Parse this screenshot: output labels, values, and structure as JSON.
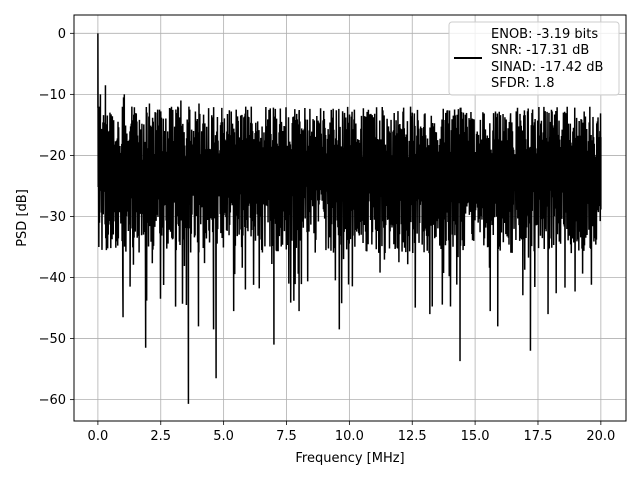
{
  "chart_data": {
    "type": "line",
    "title": "",
    "xlabel": "Frequency [MHz]",
    "ylabel": "PSD [dB]",
    "xlim": [
      -0.95,
      21.0
    ],
    "ylim": [
      -63.5,
      3.0
    ],
    "xticks": [
      0.0,
      2.5,
      5.0,
      7.5,
      10.0,
      12.5,
      15.0,
      17.5,
      20.0
    ],
    "xtick_labels": [
      "0.0",
      "2.5",
      "5.0",
      "7.5",
      "10.0",
      "12.5",
      "15.0",
      "17.5",
      "20.0"
    ],
    "yticks": [
      0,
      -10,
      -20,
      -30,
      -40,
      -50,
      -60
    ],
    "ytick_labels": [
      "0",
      "−10",
      "−20",
      "−30",
      "−40",
      "−50",
      "−60"
    ],
    "grid": true,
    "legend_position": "top-right",
    "series": [
      {
        "color": "#000000",
        "x_start": 0.0,
        "x_end": 20.0,
        "num_points": 1600,
        "mean_db": -22,
        "x": [
          0.0,
          0.05,
          0.1,
          0.3,
          0.48,
          0.55,
          1.0,
          1.02,
          1.05,
          1.28,
          1.9,
          2.05,
          2.3,
          2.45,
          2.5,
          3.3,
          3.52,
          3.6,
          3.62,
          4.0,
          4.02,
          4.6,
          4.7,
          5.4,
          5.5,
          6.1,
          7.0,
          7.3,
          8.0,
          8.0,
          9.6,
          9.8,
          10.2,
          11.5,
          12.5,
          13.2,
          13.85,
          14.4,
          14.5,
          15.6,
          15.9,
          16.4,
          17.2,
          17.9,
          18.0,
          20.0
        ],
        "y": [
          0.0,
          -12.0,
          -10.0,
          -8.5,
          -13.0,
          -25.0,
          -46.5,
          -10.5,
          -10.0,
          -41.5,
          -51.5,
          -11.5,
          -13.0,
          -12.5,
          -28.0,
          -11.0,
          -44.5,
          -60.7,
          -12.0,
          -48.0,
          -11.5,
          -48.5,
          -56.5,
          -45.5,
          -12.5,
          -12.0,
          -51.0,
          -14.5,
          -45.5,
          -13.0,
          -48.5,
          -14.5,
          -12.5,
          -14.0,
          -13.0,
          -46.0,
          -14.5,
          -53.7,
          -14.0,
          -45.5,
          -48.0,
          -14.5,
          -52.0,
          -46.0,
          -14.5,
          -17.0
        ]
      }
    ],
    "legend": {
      "entries": [
        "ENOB: -3.19 bits",
        "SNR: -17.31 dB",
        "SINAD: -17.42 dB",
        "SFDR: 1.8"
      ]
    }
  }
}
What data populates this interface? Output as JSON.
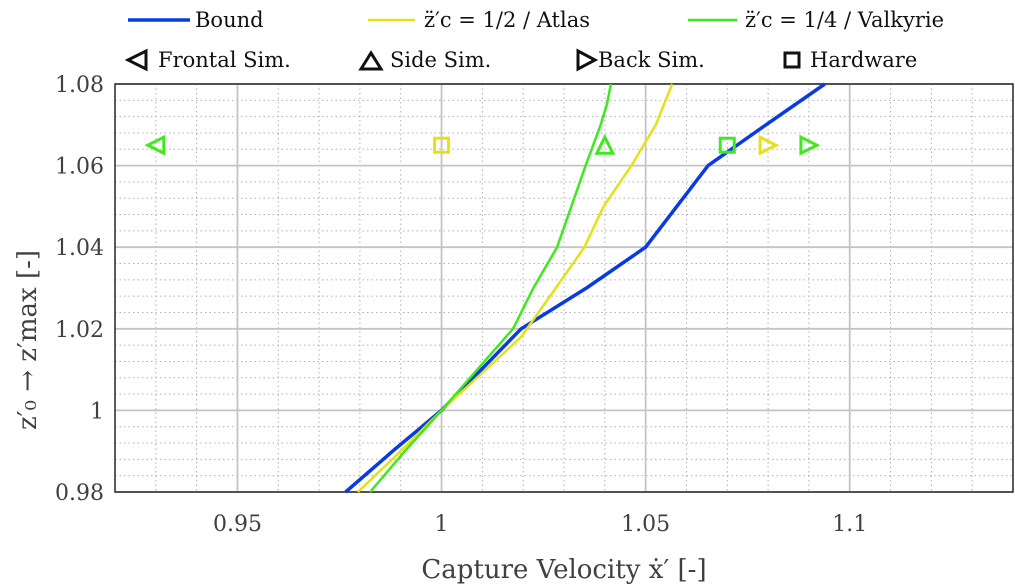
{
  "chart_data": {
    "type": "line",
    "xlabel": "Capture Velocity ẋ′ [-]",
    "ylabel": "z′₀ → z′max [-]",
    "xlim": [
      0.92,
      1.14
    ],
    "ylim": [
      0.98,
      1.08
    ],
    "x_ticks": [
      "0.95",
      "1",
      "1.05",
      "1.1"
    ],
    "x_tick_values": [
      0.95,
      1.0,
      1.05,
      1.1
    ],
    "y_ticks": [
      "0.98",
      "1",
      "1.02",
      "1.04",
      "1.06",
      "1.08"
    ],
    "y_tick_values": [
      0.98,
      1.0,
      1.02,
      1.04,
      1.06,
      1.08
    ],
    "grid": true,
    "minor_grid": true,
    "legend": {
      "placement": "top",
      "lines": [
        {
          "label": "Bound",
          "color": "#0a3be0"
        },
        {
          "label": "z̈′c = 1/2 / Atlas",
          "color": "#e2e21a"
        },
        {
          "label": "z̈′c = 1/4 / Valkyrie",
          "color": "#3fe81f"
        }
      ],
      "markers": [
        {
          "label": "Frontal Sim.",
          "symbol": "triangle-left"
        },
        {
          "label": "Side Sim.",
          "symbol": "triangle-up"
        },
        {
          "label": "Back Sim.",
          "symbol": "triangle-right"
        },
        {
          "label": "Hardware",
          "symbol": "square"
        }
      ]
    },
    "series": [
      {
        "name": "Bound",
        "color": "#0a3be0",
        "x": [
          0.9765,
          0.988,
          1.0,
          1.0195,
          1.0355,
          1.05,
          1.0653,
          1.0795,
          1.0939
        ],
        "y": [
          0.98,
          0.99,
          1.0,
          1.02,
          1.03,
          1.04,
          1.06,
          1.07,
          1.08
        ]
      },
      {
        "name": "z̈′c = 1/2 / Atlas",
        "color": "#e2e21a",
        "x": [
          0.9795,
          0.99,
          1.0,
          1.0195,
          1.028,
          1.035,
          1.0397,
          1.0465,
          1.0495,
          1.0525,
          1.0565
        ],
        "y": [
          0.98,
          0.99,
          1.0,
          1.018,
          1.03,
          1.04,
          1.05,
          1.06,
          1.065,
          1.07,
          1.08
        ]
      },
      {
        "name": "z̈′c = 1/4 / Valkyrie",
        "color": "#3fe81f",
        "x": [
          0.9825,
          0.991,
          1.0,
          1.0175,
          1.0225,
          1.0283,
          1.0353,
          1.039,
          1.0405,
          1.0415
        ],
        "y": [
          0.98,
          0.99,
          1.0,
          1.02,
          1.03,
          1.04,
          1.06,
          1.07,
          1.075,
          1.08
        ]
      }
    ],
    "points": [
      {
        "type": "Frontal Sim.",
        "symbol": "triangle-left",
        "x": 0.93,
        "y": 1.065,
        "color": "#3fe81f"
      },
      {
        "type": "Side Sim.",
        "symbol": "triangle-up",
        "x": 1.04,
        "y": 1.065,
        "color": "#3fe81f"
      },
      {
        "type": "Back Sim.",
        "symbol": "triangle-right",
        "x": 1.08,
        "y": 1.065,
        "color": "#e2e21a"
      },
      {
        "type": "Back Sim.",
        "symbol": "triangle-right",
        "x": 1.09,
        "y": 1.065,
        "color": "#3fe81f"
      },
      {
        "type": "Hardware",
        "symbol": "square",
        "x": 1.0,
        "y": 1.065,
        "color": "#e2e21a"
      },
      {
        "type": "Hardware",
        "symbol": "square",
        "x": 1.07,
        "y": 1.065,
        "color": "#3fe81f"
      }
    ]
  }
}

_ _ _ _

→ **GOAL**:
Print each line of the material above exactly, with the pictures removed from your copy.

→ **RIGHT ANSWER**:
Parse this screenshot: output labels, values, and structure as JSON.
{
  "chart_data": {
    "type": "line",
    "title": "",
    "xlabel": "Frequency [MHz]",
    "ylabel": "PSD [dB]",
    "xlim": [
      -0.95,
      21.0
    ],
    "ylim": [
      -63.5,
      3.0
    ],
    "xticks": [
      0.0,
      2.5,
      5.0,
      7.5,
      10.0,
      12.5,
      15.0,
      17.5,
      20.0
    ],
    "xtick_labels": [
      "0.0",
      "2.5",
      "5.0",
      "7.5",
      "10.0",
      "12.5",
      "15.0",
      "17.5",
      "20.0"
    ],
    "yticks": [
      0,
      -10,
      -20,
      -30,
      -40,
      -50,
      -60
    ],
    "ytick_labels": [
      "0",
      "−10",
      "−20",
      "−30",
      "−40",
      "−50",
      "−60"
    ],
    "grid": true,
    "legend_position": "top-right",
    "series": [
      {
        "color": "#000000",
        "x_start": 0.0,
        "x_end": 20.0,
        "num_points": 1600,
        "mean_db": -22,
        "x": [
          0.0,
          0.05,
          0.1,
          0.3,
          0.48,
          0.55,
          1.0,
          1.02,
          1.05,
          1.28,
          1.9,
          2.05,
          2.3,
          2.45,
          2.5,
          3.3,
          3.52,
          3.6,
          3.62,
          4.0,
          4.02,
          4.6,
          4.7,
          5.4,
          5.5,
          6.1,
          7.0,
          7.3,
          8.0,
          8.0,
          9.6,
          9.8,
          10.2,
          11.5,
          12.5,
          13.2,
          13.85,
          14.4,
          14.5,
          15.6,
          15.9,
          16.4,
          17.2,
          17.9,
          18.0,
          20.0
        ],
        "y": [
          0.0,
          -12.0,
          -10.0,
          -8.5,
          -13.0,
          -25.0,
          -46.5,
          -10.5,
          -10.0,
          -41.5,
          -51.5,
          -11.5,
          -13.0,
          -12.5,
          -28.0,
          -11.0,
          -44.5,
          -60.7,
          -12.0,
          -48.0,
          -11.5,
          -48.5,
          -56.5,
          -45.5,
          -12.5,
          -12.0,
          -51.0,
          -14.5,
          -45.5,
          -13.0,
          -48.5,
          -14.5,
          -12.5,
          -14.0,
          -13.0,
          -46.0,
          -14.5,
          -53.7,
          -14.0,
          -45.5,
          -48.0,
          -14.5,
          -52.0,
          -46.0,
          -14.5,
          -17.0
        ]
      }
    ],
    "legend": {
      "entries": [
        "ENOB: -3.19 bits",
        "SNR: -17.31 dB",
        "SINAD: -17.42 dB",
        "SFDR: 1.8"
      ]
    }
  }
}
What data populates this interface? Output as JSON.
{
  "chart_data": {
    "type": "line",
    "xlabel": "Capture Velocity ẋ′ [-]",
    "ylabel": "z′₀ → z′max [-]",
    "xlim": [
      0.92,
      1.14
    ],
    "ylim": [
      0.98,
      1.08
    ],
    "x_ticks": [
      "0.95",
      "1",
      "1.05",
      "1.1"
    ],
    "x_tick_values": [
      0.95,
      1.0,
      1.05,
      1.1
    ],
    "y_ticks": [
      "0.98",
      "1",
      "1.02",
      "1.04",
      "1.06",
      "1.08"
    ],
    "y_tick_values": [
      0.98,
      1.0,
      1.02,
      1.04,
      1.06,
      1.08
    ],
    "grid": true,
    "minor_grid": true,
    "legend": {
      "placement": "top",
      "lines": [
        {
          "label": "Bound",
          "color": "#0a3be0"
        },
        {
          "label": "z̈′c = 1/2 / Atlas",
          "color": "#e2e21a"
        },
        {
          "label": "z̈′c = 1/4 / Valkyrie",
          "color": "#3fe81f"
        }
      ],
      "markers": [
        {
          "label": "Frontal Sim.",
          "symbol": "triangle-left"
        },
        {
          "label": "Side Sim.",
          "symbol": "triangle-up"
        },
        {
          "label": "Back Sim.",
          "symbol": "triangle-right"
        },
        {
          "label": "Hardware",
          "symbol": "square"
        }
      ]
    },
    "series": [
      {
        "name": "Bound",
        "color": "#0a3be0",
        "x": [
          0.9765,
          0.988,
          1.0,
          1.0195,
          1.0355,
          1.05,
          1.0653,
          1.0795,
          1.0939
        ],
        "y": [
          0.98,
          0.99,
          1.0,
          1.02,
          1.03,
          1.04,
          1.06,
          1.07,
          1.08
        ]
      },
      {
        "name": "z̈′c = 1/2 / Atlas",
        "color": "#e2e21a",
        "x": [
          0.9795,
          0.99,
          1.0,
          1.0195,
          1.028,
          1.035,
          1.0397,
          1.0465,
          1.0495,
          1.0525,
          1.0565
        ],
        "y": [
          0.98,
          0.99,
          1.0,
          1.018,
          1.03,
          1.04,
          1.05,
          1.06,
          1.065,
          1.07,
          1.08
        ]
      },
      {
        "name": "z̈′c = 1/4 / Valkyrie",
        "color": "#3fe81f",
        "x": [
          0.9825,
          0.991,
          1.0,
          1.0175,
          1.0225,
          1.0283,
          1.0353,
          1.039,
          1.0405,
          1.0415
        ],
        "y": [
          0.98,
          0.99,
          1.0,
          1.02,
          1.03,
          1.04,
          1.06,
          1.07,
          1.075,
          1.08
        ]
      }
    ],
    "points": [
      {
        "type": "Frontal Sim.",
        "symbol": "triangle-left",
        "x": 0.93,
        "y": 1.065,
        "color": "#3fe81f"
      },
      {
        "type": "Side Sim.",
        "symbol": "triangle-up",
        "x": 1.04,
        "y": 1.065,
        "color": "#3fe81f"
      },
      {
        "type": "Back Sim.",
        "symbol": "triangle-right",
        "x": 1.08,
        "y": 1.065,
        "color": "#e2e21a"
      },
      {
        "type": "Back Sim.",
        "symbol": "triangle-right",
        "x": 1.09,
        "y": 1.065,
        "color": "#3fe81f"
      },
      {
        "type": "Hardware",
        "symbol": "square",
        "x": 1.0,
        "y": 1.065,
        "color": "#e2e21a"
      },
      {
        "type": "Hardware",
        "symbol": "square",
        "x": 1.07,
        "y": 1.065,
        "color": "#3fe81f"
      }
    ]
  }
}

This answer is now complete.